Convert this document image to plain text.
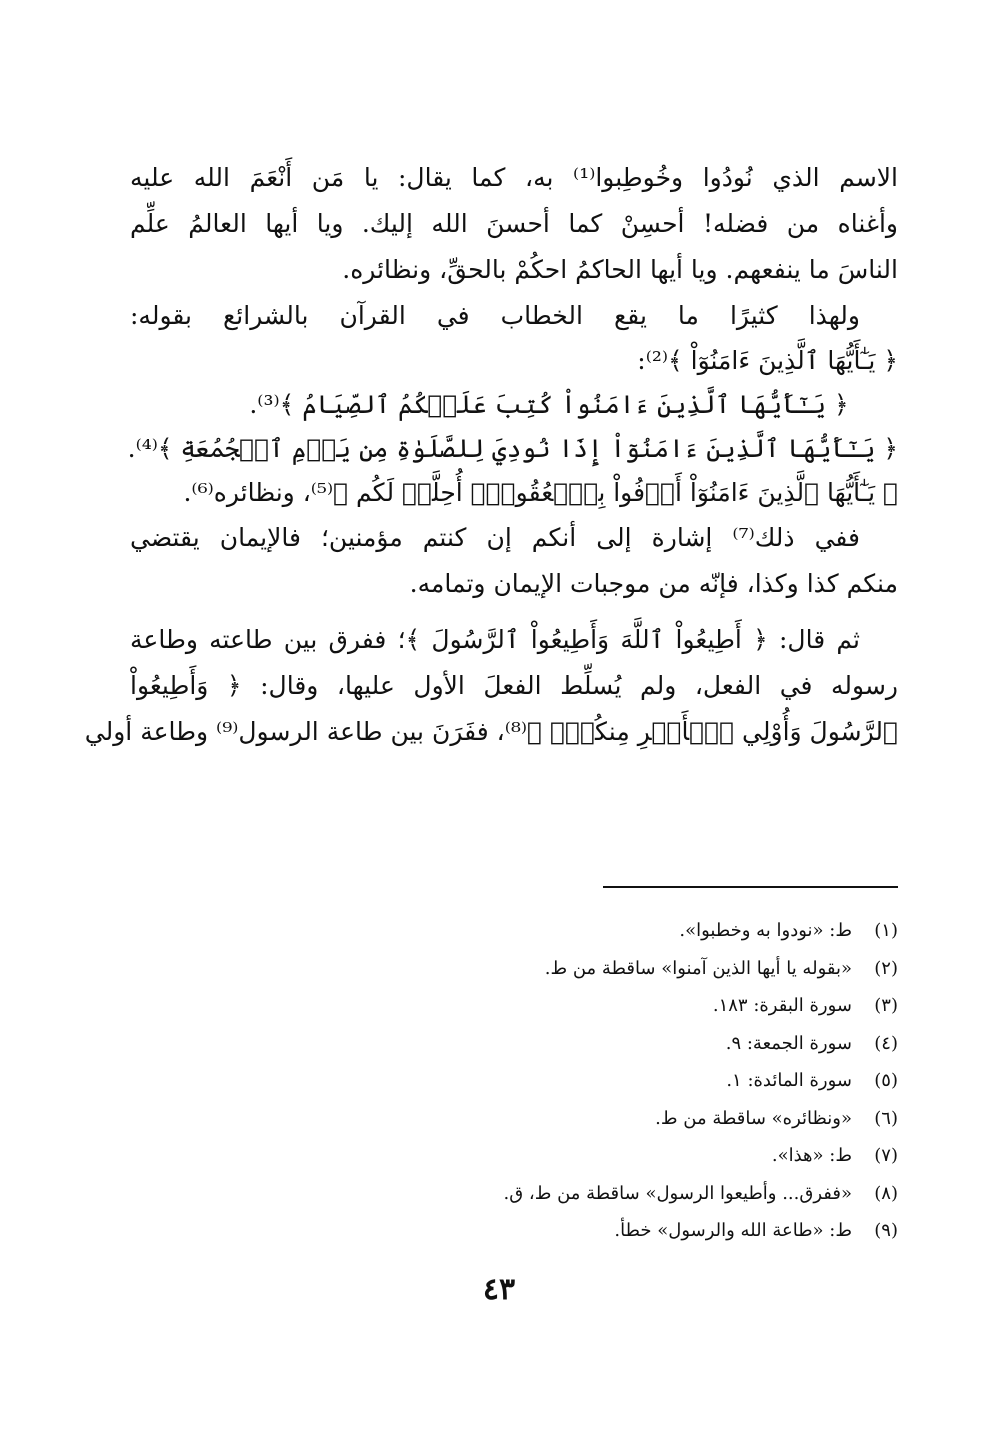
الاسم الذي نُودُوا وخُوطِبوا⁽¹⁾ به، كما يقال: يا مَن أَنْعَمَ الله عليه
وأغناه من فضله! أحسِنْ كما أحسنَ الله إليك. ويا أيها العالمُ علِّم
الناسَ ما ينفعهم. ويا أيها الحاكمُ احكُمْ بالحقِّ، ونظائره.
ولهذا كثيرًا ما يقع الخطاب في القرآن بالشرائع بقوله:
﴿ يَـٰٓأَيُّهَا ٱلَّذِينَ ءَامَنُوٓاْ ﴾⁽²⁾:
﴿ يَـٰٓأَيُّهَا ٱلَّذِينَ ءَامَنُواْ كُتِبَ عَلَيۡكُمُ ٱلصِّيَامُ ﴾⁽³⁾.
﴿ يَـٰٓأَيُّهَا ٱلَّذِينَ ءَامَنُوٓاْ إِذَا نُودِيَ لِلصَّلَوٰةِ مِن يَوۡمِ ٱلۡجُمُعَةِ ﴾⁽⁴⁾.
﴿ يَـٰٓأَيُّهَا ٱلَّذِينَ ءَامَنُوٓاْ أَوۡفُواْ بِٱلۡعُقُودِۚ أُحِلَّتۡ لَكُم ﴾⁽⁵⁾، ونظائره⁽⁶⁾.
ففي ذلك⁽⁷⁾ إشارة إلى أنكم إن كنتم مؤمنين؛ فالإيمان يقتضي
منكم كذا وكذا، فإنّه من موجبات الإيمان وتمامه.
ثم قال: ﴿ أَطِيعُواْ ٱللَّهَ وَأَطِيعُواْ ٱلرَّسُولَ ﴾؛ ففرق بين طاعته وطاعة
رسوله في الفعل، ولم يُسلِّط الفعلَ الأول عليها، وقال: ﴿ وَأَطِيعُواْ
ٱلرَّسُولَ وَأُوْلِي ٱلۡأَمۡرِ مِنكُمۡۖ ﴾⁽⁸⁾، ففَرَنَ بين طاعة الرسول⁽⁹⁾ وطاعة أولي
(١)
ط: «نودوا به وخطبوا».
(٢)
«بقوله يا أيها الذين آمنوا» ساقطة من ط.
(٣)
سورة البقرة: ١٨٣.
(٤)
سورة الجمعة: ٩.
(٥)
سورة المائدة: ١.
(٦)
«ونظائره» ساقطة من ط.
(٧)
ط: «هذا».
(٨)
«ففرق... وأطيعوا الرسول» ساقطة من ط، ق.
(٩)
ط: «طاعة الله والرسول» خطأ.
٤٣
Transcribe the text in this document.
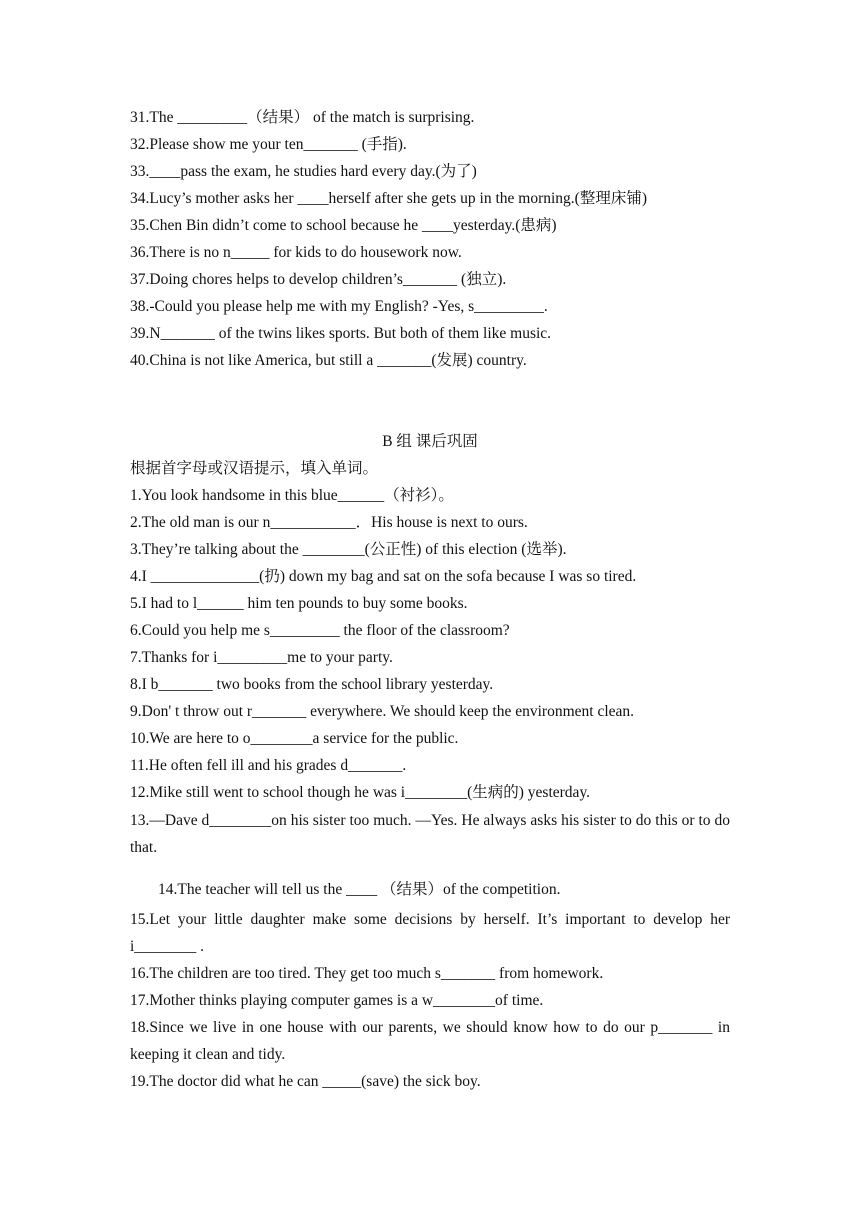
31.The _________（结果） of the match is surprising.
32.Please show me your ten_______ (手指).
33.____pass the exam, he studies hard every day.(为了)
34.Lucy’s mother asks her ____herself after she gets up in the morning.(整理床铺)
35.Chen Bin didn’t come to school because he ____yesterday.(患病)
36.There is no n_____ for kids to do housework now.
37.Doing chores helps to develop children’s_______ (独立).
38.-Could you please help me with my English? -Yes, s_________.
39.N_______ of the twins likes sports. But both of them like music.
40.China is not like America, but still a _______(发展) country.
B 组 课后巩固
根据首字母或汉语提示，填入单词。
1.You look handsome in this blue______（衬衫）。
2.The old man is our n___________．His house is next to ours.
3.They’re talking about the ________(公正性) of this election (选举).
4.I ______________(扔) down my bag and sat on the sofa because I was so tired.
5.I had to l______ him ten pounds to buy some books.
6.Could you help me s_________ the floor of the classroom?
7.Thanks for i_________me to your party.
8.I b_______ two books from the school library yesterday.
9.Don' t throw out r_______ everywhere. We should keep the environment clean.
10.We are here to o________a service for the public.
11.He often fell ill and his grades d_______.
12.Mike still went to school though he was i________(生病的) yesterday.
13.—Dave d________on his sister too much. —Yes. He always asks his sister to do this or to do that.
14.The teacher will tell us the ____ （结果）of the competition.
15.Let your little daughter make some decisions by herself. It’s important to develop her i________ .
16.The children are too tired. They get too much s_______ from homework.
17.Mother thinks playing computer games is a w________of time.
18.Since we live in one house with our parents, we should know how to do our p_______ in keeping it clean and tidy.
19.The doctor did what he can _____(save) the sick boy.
════
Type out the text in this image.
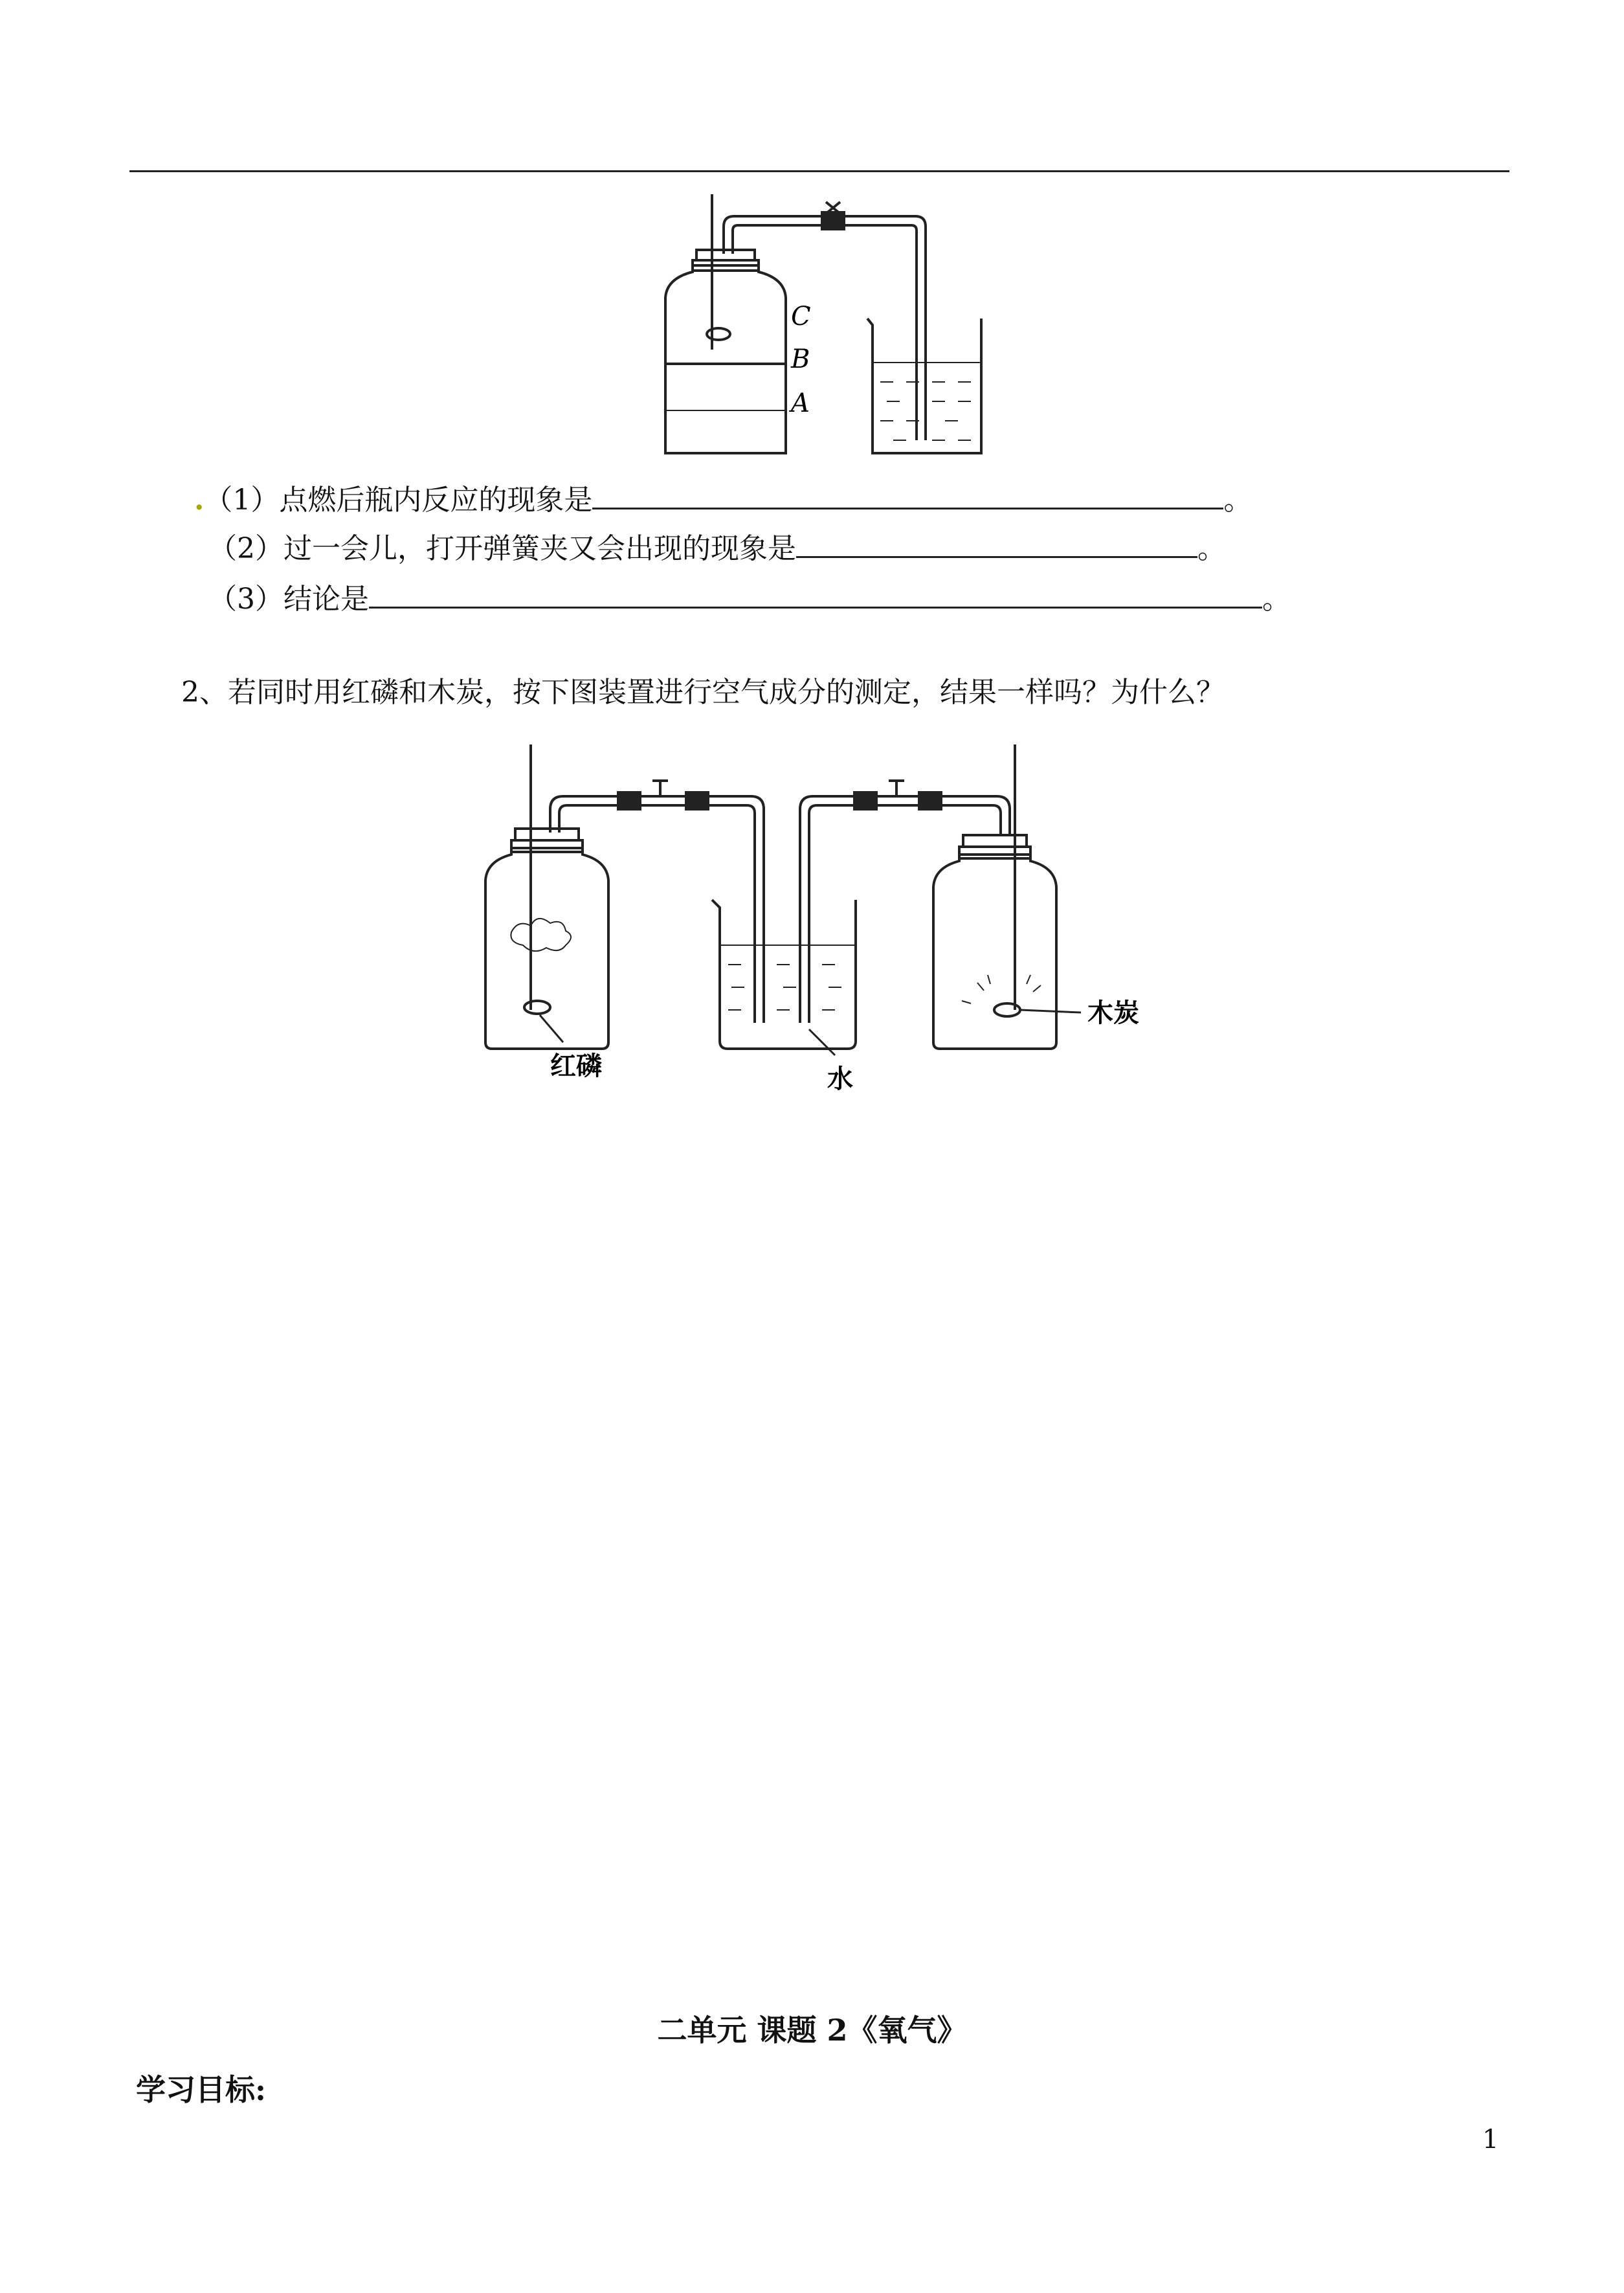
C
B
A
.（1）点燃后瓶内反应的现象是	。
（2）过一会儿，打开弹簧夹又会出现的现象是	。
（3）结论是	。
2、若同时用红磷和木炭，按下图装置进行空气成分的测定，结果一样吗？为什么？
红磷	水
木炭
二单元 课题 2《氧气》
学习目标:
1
════
Short problem: Gather up the lines containing the word "books" from these records and copy them.

Solution to the exercise:
5.I had to l______ him ten pounds to buy some books.
8.I b_______ two books from the school library yesterday.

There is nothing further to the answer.